==== Source records

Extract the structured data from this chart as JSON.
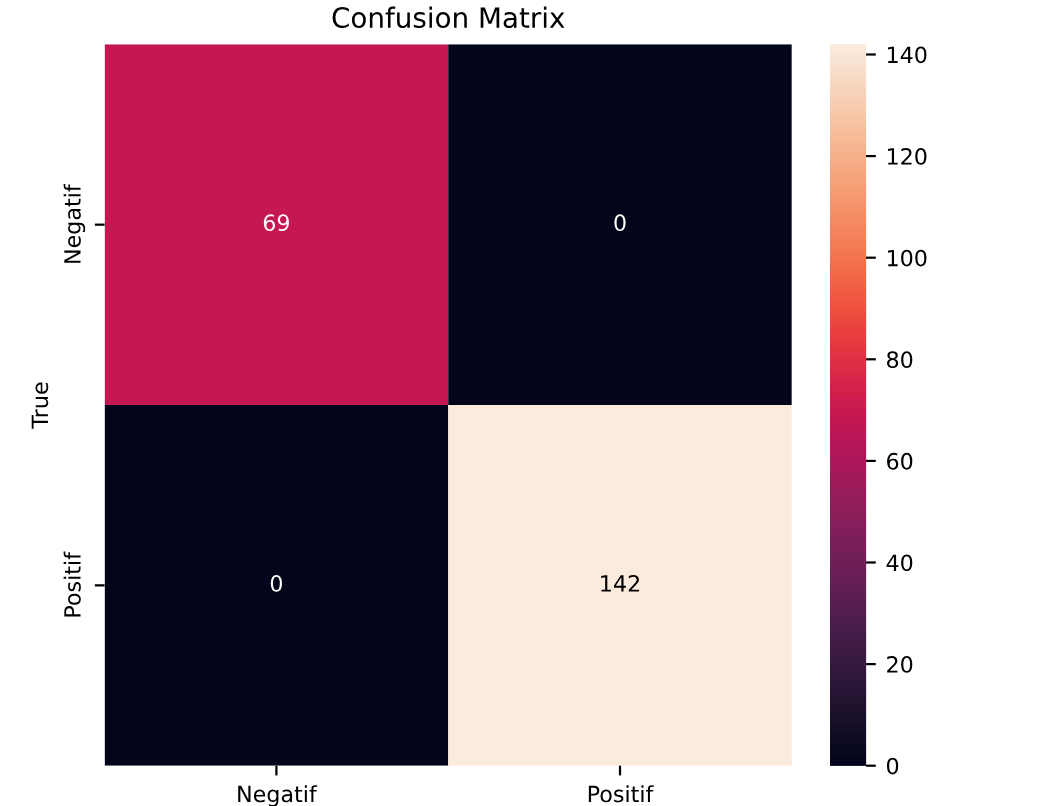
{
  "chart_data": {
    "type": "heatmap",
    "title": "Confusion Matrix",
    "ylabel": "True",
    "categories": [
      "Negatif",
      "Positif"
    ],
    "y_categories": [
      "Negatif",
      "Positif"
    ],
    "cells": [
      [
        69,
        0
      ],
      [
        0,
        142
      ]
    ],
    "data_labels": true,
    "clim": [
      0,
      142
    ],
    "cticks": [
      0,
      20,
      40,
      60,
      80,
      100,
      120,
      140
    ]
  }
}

========

Print all of the records shown above exactly, leaving out each picture.

§ Complete response
Extract the structured data from this chart as JSON.
{
  "chart_data": {
    "type": "heatmap",
    "title": "Confusion Matrix",
    "ylabel": "True",
    "categories": [
      "Negatif",
      "Positif"
    ],
    "y_categories": [
      "Negatif",
      "Positif"
    ],
    "cells": [
      [
        69,
        0
      ],
      [
        0,
        142
      ]
    ],
    "data_labels": true,
    "clim": [
      0,
      142
    ],
    "cticks": [
      0,
      20,
      40,
      60,
      80,
      100,
      120,
      140
    ]
  }
}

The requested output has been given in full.